**What the task asks:**
Present each line of the entries below that holds the word "this".

======== Exercise data

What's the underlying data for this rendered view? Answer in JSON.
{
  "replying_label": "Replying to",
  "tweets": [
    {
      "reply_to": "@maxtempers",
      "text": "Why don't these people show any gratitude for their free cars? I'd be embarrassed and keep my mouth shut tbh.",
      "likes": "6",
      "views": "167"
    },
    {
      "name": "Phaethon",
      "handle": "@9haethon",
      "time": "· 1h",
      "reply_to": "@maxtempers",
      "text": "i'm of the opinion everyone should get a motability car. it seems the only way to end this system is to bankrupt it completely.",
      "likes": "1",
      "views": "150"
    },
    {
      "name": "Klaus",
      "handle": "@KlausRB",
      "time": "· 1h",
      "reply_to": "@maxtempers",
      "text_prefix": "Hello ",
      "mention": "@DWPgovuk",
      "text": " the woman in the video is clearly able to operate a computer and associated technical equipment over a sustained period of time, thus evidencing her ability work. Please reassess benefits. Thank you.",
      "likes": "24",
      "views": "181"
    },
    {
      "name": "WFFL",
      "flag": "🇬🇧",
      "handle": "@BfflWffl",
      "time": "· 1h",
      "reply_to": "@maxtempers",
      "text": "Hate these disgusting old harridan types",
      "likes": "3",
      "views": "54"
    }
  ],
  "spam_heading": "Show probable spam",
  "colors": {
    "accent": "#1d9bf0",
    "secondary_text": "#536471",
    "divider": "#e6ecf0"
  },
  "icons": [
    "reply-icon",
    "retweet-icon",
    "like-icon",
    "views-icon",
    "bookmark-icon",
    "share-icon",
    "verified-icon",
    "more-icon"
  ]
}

================

**The output:**
What's the underlying data for this rendered view? Answer in JSON.
      "text": "i'm of the opinion everyone should get a motability car. it seems the only way to end this system is to bankrupt it completely.",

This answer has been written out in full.